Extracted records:
------

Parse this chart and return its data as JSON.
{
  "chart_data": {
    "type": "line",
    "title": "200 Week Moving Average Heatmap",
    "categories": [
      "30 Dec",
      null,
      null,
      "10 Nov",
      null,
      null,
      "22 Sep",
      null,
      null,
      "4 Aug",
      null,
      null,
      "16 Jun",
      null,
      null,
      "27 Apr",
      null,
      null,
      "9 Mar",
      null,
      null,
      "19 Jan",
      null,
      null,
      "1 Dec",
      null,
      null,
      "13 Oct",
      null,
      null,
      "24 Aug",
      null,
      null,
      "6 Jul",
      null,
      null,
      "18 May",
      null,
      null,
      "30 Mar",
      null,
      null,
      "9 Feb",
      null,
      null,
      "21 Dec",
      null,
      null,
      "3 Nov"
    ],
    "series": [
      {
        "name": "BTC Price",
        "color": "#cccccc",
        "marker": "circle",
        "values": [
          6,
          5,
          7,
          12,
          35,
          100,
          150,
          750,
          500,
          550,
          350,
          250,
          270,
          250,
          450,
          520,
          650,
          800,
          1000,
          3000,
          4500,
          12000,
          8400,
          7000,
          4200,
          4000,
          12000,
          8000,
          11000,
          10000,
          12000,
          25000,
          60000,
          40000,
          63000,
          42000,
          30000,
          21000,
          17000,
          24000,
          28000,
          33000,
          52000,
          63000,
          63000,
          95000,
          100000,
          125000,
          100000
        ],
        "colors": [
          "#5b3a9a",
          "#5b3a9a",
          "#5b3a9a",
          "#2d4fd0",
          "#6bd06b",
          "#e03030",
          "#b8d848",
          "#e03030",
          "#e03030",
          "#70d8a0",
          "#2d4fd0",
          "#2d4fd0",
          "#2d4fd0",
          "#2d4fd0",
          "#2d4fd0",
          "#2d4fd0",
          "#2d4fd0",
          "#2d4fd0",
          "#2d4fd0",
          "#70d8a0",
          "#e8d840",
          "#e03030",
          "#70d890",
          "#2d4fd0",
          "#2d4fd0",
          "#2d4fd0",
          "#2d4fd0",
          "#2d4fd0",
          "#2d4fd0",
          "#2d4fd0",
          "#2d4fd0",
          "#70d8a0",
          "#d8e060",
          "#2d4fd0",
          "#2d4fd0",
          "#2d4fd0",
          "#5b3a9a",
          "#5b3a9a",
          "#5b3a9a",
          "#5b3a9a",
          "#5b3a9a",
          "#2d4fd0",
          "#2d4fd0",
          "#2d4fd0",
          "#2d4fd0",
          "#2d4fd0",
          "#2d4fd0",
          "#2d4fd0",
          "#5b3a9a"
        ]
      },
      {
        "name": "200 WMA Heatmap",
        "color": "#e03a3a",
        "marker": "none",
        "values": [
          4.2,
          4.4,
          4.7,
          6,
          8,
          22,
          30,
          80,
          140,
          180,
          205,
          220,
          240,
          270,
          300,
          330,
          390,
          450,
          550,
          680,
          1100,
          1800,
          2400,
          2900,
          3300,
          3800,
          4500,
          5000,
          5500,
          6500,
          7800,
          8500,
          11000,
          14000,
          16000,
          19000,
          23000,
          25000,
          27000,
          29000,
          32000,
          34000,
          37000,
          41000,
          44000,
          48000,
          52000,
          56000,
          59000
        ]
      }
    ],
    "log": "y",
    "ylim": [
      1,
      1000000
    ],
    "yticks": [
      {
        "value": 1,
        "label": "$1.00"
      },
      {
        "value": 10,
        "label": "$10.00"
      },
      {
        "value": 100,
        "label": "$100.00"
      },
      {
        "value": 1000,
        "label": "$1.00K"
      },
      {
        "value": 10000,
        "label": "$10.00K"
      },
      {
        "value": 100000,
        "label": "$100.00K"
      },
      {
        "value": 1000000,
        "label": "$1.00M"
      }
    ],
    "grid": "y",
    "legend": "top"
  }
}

------

WHAT YOU ARE ASKED TO DO: Which lines hold the word "label"? Copy each of them from the records.

TASK RESPONSE:
        "label": "$1.00"
        "label": "$10.00"
        "label": "$100.00"
        "label": "$1.00K"
        "label": "$10.00K"
        "label": "$100.00K"
        "label": "$1.00M"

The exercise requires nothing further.